Start DATA SUPPLIED

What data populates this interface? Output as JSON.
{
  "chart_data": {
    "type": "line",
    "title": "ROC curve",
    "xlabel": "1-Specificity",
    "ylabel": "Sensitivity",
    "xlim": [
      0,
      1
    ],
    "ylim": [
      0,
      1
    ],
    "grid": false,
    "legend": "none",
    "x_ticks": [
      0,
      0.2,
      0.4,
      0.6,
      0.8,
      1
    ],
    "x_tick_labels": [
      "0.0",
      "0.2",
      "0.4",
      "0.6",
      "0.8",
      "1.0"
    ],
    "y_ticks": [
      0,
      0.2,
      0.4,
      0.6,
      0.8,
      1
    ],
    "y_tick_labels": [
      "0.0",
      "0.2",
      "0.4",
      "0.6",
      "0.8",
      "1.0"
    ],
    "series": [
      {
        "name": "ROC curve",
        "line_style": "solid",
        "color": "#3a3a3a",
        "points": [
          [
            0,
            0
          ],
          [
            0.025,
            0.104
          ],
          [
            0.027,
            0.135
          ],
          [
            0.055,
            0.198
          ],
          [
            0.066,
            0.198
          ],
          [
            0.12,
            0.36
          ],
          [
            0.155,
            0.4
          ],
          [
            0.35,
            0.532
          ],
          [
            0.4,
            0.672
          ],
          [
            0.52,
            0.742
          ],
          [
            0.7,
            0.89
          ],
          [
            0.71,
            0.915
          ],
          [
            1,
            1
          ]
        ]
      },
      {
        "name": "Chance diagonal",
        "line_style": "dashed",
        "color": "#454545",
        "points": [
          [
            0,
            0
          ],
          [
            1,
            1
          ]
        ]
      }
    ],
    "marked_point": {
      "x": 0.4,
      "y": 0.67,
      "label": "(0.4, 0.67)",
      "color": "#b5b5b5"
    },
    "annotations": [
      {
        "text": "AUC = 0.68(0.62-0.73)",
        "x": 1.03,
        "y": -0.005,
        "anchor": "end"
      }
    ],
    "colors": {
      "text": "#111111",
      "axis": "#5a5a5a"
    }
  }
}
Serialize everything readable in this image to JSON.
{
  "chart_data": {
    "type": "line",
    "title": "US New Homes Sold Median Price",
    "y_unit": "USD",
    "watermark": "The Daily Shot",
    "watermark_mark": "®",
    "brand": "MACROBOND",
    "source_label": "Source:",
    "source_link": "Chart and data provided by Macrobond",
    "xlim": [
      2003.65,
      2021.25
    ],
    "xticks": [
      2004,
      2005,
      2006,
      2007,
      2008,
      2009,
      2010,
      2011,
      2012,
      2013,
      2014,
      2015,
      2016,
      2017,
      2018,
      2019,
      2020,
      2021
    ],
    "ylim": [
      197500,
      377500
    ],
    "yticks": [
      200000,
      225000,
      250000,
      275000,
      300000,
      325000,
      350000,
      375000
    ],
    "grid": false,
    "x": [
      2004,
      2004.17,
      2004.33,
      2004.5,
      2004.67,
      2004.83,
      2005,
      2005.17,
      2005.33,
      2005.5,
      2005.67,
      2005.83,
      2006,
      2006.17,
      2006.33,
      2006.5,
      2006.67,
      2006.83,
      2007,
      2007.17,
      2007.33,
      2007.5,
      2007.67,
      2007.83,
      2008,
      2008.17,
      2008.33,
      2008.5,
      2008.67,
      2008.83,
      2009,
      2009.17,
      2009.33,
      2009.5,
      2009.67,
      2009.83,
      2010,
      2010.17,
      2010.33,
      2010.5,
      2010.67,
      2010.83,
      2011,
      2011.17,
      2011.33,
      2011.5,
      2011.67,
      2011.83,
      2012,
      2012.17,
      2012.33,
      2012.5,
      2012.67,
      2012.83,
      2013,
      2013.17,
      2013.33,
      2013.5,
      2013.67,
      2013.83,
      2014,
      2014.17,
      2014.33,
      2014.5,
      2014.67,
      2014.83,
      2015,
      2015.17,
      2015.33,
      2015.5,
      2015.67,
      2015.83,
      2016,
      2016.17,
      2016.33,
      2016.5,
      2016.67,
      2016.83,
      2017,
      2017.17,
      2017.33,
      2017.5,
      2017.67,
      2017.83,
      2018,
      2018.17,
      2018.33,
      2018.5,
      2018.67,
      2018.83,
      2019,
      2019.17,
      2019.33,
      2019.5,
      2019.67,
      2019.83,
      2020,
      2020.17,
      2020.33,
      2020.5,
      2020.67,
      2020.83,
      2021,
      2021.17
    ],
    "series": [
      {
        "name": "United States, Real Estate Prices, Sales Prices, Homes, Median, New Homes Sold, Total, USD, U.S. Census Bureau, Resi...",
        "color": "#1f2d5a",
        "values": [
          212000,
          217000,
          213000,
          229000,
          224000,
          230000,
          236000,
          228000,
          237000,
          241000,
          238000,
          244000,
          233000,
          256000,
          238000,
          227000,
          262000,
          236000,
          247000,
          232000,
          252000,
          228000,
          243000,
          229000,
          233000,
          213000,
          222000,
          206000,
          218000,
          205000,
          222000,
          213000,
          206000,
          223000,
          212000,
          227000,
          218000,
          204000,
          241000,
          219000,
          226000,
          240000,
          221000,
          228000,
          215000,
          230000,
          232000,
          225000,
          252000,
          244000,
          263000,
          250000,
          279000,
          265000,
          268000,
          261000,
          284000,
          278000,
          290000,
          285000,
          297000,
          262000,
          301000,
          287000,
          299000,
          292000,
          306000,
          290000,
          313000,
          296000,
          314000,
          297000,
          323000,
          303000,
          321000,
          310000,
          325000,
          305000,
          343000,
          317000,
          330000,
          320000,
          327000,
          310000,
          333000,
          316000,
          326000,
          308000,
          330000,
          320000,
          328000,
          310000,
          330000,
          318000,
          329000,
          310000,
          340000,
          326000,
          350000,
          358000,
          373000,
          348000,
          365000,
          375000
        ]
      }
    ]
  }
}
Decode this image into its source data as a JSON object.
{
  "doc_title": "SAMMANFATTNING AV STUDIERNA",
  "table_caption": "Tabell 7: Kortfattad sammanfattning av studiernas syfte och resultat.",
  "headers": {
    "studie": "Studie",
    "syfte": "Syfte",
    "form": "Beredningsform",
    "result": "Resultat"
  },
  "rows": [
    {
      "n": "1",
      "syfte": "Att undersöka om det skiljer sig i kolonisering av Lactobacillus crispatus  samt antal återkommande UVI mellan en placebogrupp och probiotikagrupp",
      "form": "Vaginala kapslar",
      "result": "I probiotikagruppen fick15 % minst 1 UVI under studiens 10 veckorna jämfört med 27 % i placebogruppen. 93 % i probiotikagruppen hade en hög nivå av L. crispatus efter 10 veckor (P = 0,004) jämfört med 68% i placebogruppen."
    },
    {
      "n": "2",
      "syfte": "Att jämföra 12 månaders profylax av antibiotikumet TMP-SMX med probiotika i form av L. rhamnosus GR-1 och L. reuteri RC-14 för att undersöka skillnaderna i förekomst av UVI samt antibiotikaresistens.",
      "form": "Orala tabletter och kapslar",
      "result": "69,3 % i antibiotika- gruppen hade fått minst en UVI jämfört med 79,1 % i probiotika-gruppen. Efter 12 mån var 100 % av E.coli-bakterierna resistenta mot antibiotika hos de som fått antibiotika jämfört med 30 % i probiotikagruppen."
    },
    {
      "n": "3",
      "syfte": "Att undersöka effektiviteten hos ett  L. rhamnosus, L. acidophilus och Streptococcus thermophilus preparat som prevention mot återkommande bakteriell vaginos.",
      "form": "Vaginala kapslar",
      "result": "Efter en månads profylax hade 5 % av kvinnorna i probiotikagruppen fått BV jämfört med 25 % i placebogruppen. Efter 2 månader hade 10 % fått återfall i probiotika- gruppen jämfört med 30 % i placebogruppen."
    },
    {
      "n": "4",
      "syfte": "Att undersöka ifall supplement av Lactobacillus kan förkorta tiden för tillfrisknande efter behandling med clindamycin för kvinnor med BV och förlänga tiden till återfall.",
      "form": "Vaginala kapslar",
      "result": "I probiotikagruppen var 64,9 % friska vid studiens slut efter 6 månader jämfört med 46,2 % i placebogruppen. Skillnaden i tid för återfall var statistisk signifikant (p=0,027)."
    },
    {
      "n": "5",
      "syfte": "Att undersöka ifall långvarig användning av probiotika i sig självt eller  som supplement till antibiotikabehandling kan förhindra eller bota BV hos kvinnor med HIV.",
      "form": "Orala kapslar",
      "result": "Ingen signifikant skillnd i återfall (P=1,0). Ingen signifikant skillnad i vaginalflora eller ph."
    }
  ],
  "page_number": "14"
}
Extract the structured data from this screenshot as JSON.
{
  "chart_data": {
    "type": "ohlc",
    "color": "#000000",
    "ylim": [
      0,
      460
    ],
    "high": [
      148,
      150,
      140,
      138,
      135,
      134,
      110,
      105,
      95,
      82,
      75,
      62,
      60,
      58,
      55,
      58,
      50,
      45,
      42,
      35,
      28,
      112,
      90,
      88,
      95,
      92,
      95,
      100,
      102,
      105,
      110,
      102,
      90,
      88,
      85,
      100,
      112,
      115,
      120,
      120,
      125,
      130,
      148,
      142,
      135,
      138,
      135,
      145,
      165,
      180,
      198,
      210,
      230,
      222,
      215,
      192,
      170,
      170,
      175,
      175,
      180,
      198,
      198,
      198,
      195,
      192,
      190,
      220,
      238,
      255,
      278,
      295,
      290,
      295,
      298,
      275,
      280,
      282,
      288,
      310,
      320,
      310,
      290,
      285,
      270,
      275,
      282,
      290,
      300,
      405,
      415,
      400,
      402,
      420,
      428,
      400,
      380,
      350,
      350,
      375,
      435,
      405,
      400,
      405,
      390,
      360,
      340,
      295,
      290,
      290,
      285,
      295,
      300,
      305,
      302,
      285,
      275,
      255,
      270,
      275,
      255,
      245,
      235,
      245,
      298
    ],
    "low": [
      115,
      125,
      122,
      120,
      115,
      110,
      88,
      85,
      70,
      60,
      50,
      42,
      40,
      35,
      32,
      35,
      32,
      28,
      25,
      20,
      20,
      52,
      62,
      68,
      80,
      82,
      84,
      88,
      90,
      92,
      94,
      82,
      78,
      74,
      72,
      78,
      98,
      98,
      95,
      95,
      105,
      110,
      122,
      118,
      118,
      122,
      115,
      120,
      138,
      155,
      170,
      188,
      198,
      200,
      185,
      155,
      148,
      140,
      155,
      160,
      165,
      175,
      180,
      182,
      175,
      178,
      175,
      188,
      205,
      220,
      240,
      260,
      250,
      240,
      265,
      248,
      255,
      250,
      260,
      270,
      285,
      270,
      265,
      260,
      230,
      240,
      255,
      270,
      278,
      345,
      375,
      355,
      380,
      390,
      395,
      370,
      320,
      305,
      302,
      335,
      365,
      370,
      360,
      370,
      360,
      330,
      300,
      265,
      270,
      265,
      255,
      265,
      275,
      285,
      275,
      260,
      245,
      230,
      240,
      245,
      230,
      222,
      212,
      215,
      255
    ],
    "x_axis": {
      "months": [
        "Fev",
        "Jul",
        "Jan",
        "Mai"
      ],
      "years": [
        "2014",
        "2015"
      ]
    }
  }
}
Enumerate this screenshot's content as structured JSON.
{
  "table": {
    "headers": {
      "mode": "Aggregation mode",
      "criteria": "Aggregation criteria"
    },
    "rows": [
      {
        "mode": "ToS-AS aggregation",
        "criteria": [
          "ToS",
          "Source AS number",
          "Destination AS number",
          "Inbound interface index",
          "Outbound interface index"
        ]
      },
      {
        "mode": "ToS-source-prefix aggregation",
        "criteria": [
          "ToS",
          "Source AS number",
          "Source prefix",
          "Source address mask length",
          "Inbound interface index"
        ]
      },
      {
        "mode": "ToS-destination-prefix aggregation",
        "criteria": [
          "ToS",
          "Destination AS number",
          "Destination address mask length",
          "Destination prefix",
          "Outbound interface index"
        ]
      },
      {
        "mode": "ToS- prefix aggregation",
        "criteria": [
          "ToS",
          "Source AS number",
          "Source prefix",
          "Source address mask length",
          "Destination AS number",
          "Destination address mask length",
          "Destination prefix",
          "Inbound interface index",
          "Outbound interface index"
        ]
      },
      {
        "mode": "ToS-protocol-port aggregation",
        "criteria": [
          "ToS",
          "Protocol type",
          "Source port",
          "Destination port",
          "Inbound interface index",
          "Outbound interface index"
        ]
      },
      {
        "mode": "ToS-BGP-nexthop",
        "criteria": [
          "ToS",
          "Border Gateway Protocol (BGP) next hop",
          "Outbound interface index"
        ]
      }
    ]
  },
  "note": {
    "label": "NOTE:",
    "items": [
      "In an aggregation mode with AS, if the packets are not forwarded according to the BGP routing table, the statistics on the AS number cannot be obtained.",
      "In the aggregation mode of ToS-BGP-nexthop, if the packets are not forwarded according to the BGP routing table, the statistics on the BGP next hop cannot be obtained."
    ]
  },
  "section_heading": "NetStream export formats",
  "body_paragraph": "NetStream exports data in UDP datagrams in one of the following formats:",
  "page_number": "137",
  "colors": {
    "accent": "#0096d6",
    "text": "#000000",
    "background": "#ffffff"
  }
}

End DATA SUPPLIED

▸ **EXERCISE PROMPT**
Pull out all lines in the data above that include "supplement".

▸ **RESULT BELOW**
      "syfte": "Att undersöka ifall supplement av Lactobacillus kan förkorta tiden för tillfrisknande efter behandling med clindamycin för kvinnor med BV och förlänga tiden till återfall.",
      "syfte": "Att undersöka ifall långvarig användning av probiotika i sig självt eller  som supplement till antibiotikabehandling kan förhindra eller bota BV hos kvinnor med HIV.",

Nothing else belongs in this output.